▶ **What this task involves**
Leave out the pictures and transcribe everything else exactly.

▶ **Information given**
........

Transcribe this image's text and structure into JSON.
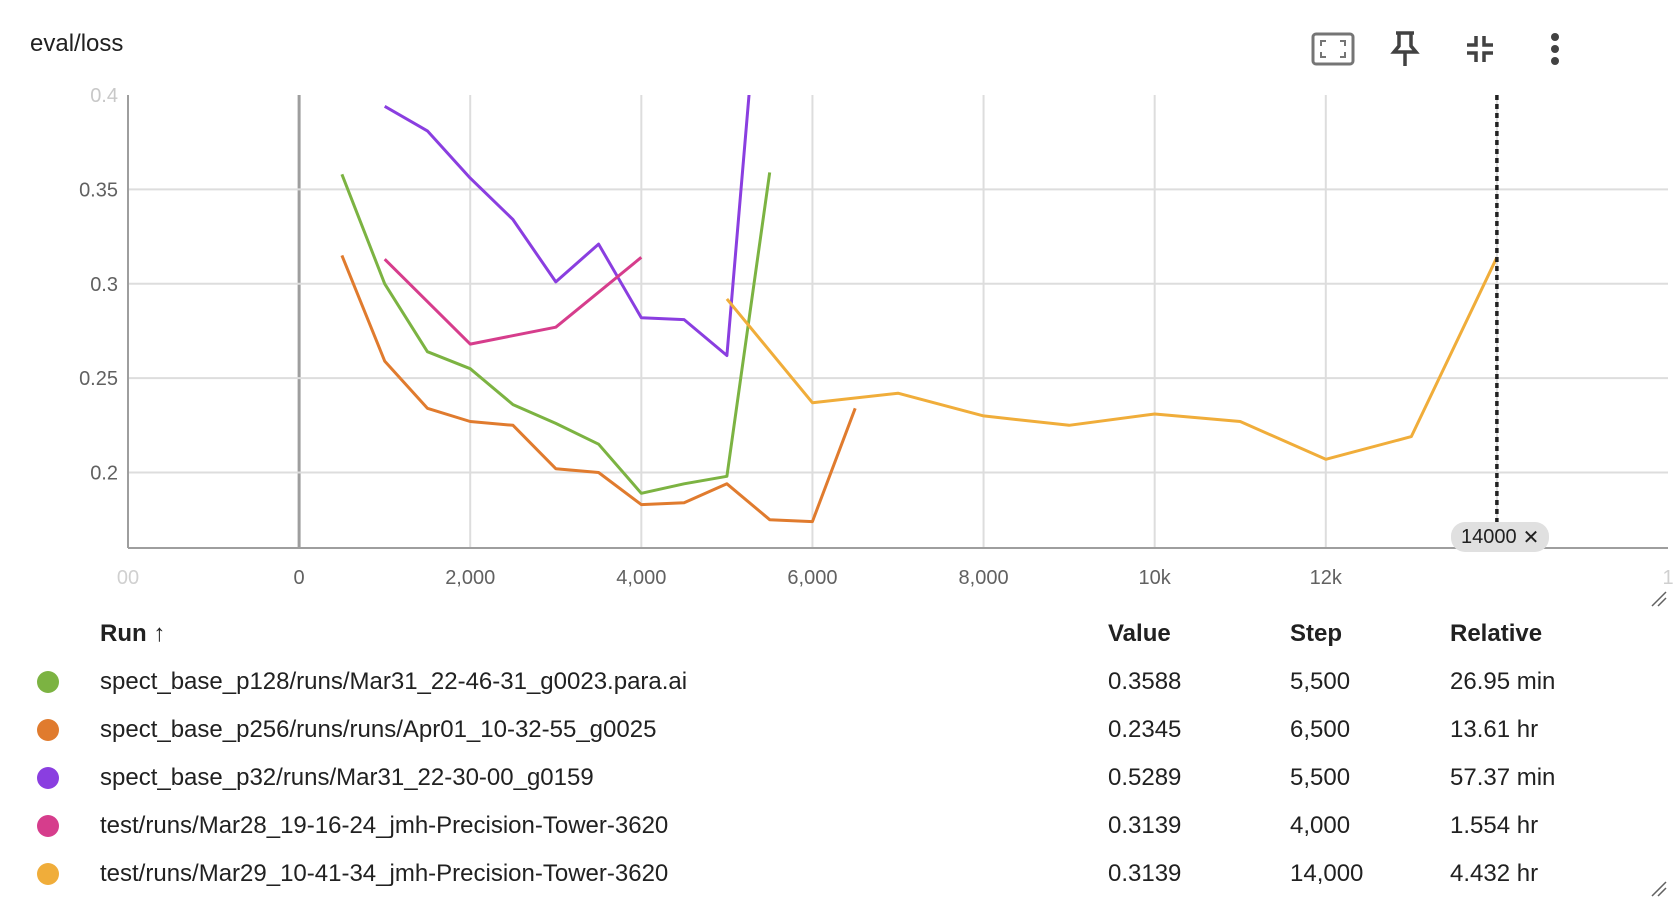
{
  "card": {
    "title": "eval/loss"
  },
  "toolbar": {
    "icons": [
      "fit-domain-icon",
      "pin-icon",
      "collapse-icon",
      "more-vert-icon"
    ]
  },
  "chart_data": {
    "type": "line",
    "title": "eval/loss",
    "xlabel": "",
    "ylabel": "",
    "xlim": [
      -2000,
      16000
    ],
    "ylim": [
      0.16,
      0.4
    ],
    "x_ticks": [
      "00",
      "0",
      "2,000",
      "4,000",
      "6,000",
      "8,000",
      "10k",
      "12k",
      "14000",
      "1"
    ],
    "y_ticks": [
      "0.4",
      "0.35",
      "0.3",
      "0.25",
      "0.2"
    ],
    "grid": true,
    "cursor_x": 14000,
    "cursor_label": "14000",
    "series": [
      {
        "name": "spect_base_p128/runs/Mar31_22-46-31_g0023.para.ai",
        "color": "#7cb342",
        "x": [
          500,
          1000,
          1500,
          2000,
          2500,
          3000,
          3500,
          4000,
          4500,
          5000,
          5500
        ],
        "y": [
          0.358,
          0.3,
          0.264,
          0.255,
          0.236,
          0.226,
          0.215,
          0.189,
          0.194,
          0.198,
          0.359
        ]
      },
      {
        "name": "spect_base_p256/runs/runs/Apr01_10-32-55_g0025",
        "color": "#e07b2e",
        "x": [
          500,
          1000,
          1500,
          2000,
          2500,
          3000,
          3500,
          4000,
          4500,
          5000,
          5500,
          6000,
          6500
        ],
        "y": [
          0.315,
          0.259,
          0.234,
          0.227,
          0.225,
          0.202,
          0.2,
          0.183,
          0.184,
          0.194,
          0.175,
          0.174,
          0.234
        ]
      },
      {
        "name": "spect_base_p32/runs/Mar31_22-30-00_g0159",
        "color": "#8a3ee0",
        "x": [
          1000,
          1500,
          2000,
          2500,
          3000,
          3500,
          4000,
          4500,
          5000,
          5500
        ],
        "y": [
          0.394,
          0.381,
          0.356,
          0.334,
          0.301,
          0.321,
          0.282,
          0.281,
          0.262,
          0.529
        ]
      },
      {
        "name": "test/runs/Mar28_19-16-24_jmh-Precision-Tower-3620",
        "color": "#d63d8c",
        "x": [
          1000,
          2000,
          3000,
          4000
        ],
        "y": [
          0.313,
          0.268,
          0.277,
          0.314
        ]
      },
      {
        "name": "test/runs/Mar29_10-41-34_jmh-Precision-Tower-3620",
        "color": "#f0ad3a",
        "x": [
          5000,
          6000,
          7000,
          8000,
          9000,
          10000,
          11000,
          12000,
          13000,
          14000
        ],
        "y": [
          0.292,
          0.237,
          0.242,
          0.23,
          0.225,
          0.231,
          0.227,
          0.207,
          0.219,
          0.314
        ]
      }
    ]
  },
  "table": {
    "headers": {
      "run": "Run ↑",
      "value": "Value",
      "step": "Step",
      "relative": "Relative"
    },
    "rows": [
      {
        "run": "spect_base_p128/runs/Mar31_22-46-31_g0023.para.ai",
        "value": "0.3588",
        "step": "5,500",
        "relative": "26.95 min",
        "color": "#7cb342"
      },
      {
        "run": "spect_base_p256/runs/runs/Apr01_10-32-55_g0025",
        "value": "0.2345",
        "step": "6,500",
        "relative": "13.61 hr",
        "color": "#e07b2e"
      },
      {
        "run": "spect_base_p32/runs/Mar31_22-30-00_g0159",
        "value": "0.5289",
        "step": "5,500",
        "relative": "57.37 min",
        "color": "#8a3ee0"
      },
      {
        "run": "test/runs/Mar28_19-16-24_jmh-Precision-Tower-3620",
        "value": "0.3139",
        "step": "4,000",
        "relative": "1.554 hr",
        "color": "#d63d8c"
      },
      {
        "run": "test/runs/Mar29_10-41-34_jmh-Precision-Tower-3620",
        "value": "0.3139",
        "step": "14,000",
        "relative": "4.432 hr",
        "color": "#f0ad3a"
      }
    ]
  }
}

........

▶ **Result below**
Transcribe this image's text and structure into JSON.
{
  "card": {
    "title": "eval/loss"
  },
  "toolbar": {
    "icons": [
      "fit-domain-icon",
      "pin-icon",
      "collapse-icon",
      "more-vert-icon"
    ]
  },
  "chart_data": {
    "type": "line",
    "title": "eval/loss",
    "xlabel": "",
    "ylabel": "",
    "xlim": [
      -2000,
      16000
    ],
    "ylim": [
      0.16,
      0.4
    ],
    "x_ticks": [
      "00",
      "0",
      "2,000",
      "4,000",
      "6,000",
      "8,000",
      "10k",
      "12k",
      "14000",
      "1"
    ],
    "y_ticks": [
      "0.4",
      "0.35",
      "0.3",
      "0.25",
      "0.2"
    ],
    "grid": true,
    "cursor_x": 14000,
    "cursor_label": "14000",
    "series": [
      {
        "name": "spect_base_p128/runs/Mar31_22-46-31_g0023.para.ai",
        "color": "#7cb342",
        "x": [
          500,
          1000,
          1500,
          2000,
          2500,
          3000,
          3500,
          4000,
          4500,
          5000,
          5500
        ],
        "y": [
          0.358,
          0.3,
          0.264,
          0.255,
          0.236,
          0.226,
          0.215,
          0.189,
          0.194,
          0.198,
          0.359
        ]
      },
      {
        "name": "spect_base_p256/runs/runs/Apr01_10-32-55_g0025",
        "color": "#e07b2e",
        "x": [
          500,
          1000,
          1500,
          2000,
          2500,
          3000,
          3500,
          4000,
          4500,
          5000,
          5500,
          6000,
          6500
        ],
        "y": [
          0.315,
          0.259,
          0.234,
          0.227,
          0.225,
          0.202,
          0.2,
          0.183,
          0.184,
          0.194,
          0.175,
          0.174,
          0.234
        ]
      },
      {
        "name": "spect_base_p32/runs/Mar31_22-30-00_g0159",
        "color": "#8a3ee0",
        "x": [
          1000,
          1500,
          2000,
          2500,
          3000,
          3500,
          4000,
          4500,
          5000,
          5500
        ],
        "y": [
          0.394,
          0.381,
          0.356,
          0.334,
          0.301,
          0.321,
          0.282,
          0.281,
          0.262,
          0.529
        ]
      },
      {
        "name": "test/runs/Mar28_19-16-24_jmh-Precision-Tower-3620",
        "color": "#d63d8c",
        "x": [
          1000,
          2000,
          3000,
          4000
        ],
        "y": [
          0.313,
          0.268,
          0.277,
          0.314
        ]
      },
      {
        "name": "test/runs/Mar29_10-41-34_jmh-Precision-Tower-3620",
        "color": "#f0ad3a",
        "x": [
          5000,
          6000,
          7000,
          8000,
          9000,
          10000,
          11000,
          12000,
          13000,
          14000
        ],
        "y": [
          0.292,
          0.237,
          0.242,
          0.23,
          0.225,
          0.231,
          0.227,
          0.207,
          0.219,
          0.314
        ]
      }
    ]
  },
  "table": {
    "headers": {
      "run": "Run ↑",
      "value": "Value",
      "step": "Step",
      "relative": "Relative"
    },
    "rows": [
      {
        "run": "spect_base_p128/runs/Mar31_22-46-31_g0023.para.ai",
        "value": "0.3588",
        "step": "5,500",
        "relative": "26.95 min",
        "color": "#7cb342"
      },
      {
        "run": "spect_base_p256/runs/runs/Apr01_10-32-55_g0025",
        "value": "0.2345",
        "step": "6,500",
        "relative": "13.61 hr",
        "color": "#e07b2e"
      },
      {
        "run": "spect_base_p32/runs/Mar31_22-30-00_g0159",
        "value": "0.5289",
        "step": "5,500",
        "relative": "57.37 min",
        "color": "#8a3ee0"
      },
      {
        "run": "test/runs/Mar28_19-16-24_jmh-Precision-Tower-3620",
        "value": "0.3139",
        "step": "4,000",
        "relative": "1.554 hr",
        "color": "#d63d8c"
      },
      {
        "run": "test/runs/Mar29_10-41-34_jmh-Precision-Tower-3620",
        "value": "0.3139",
        "step": "14,000",
        "relative": "4.432 hr",
        "color": "#f0ad3a"
      }
    ]
  }
}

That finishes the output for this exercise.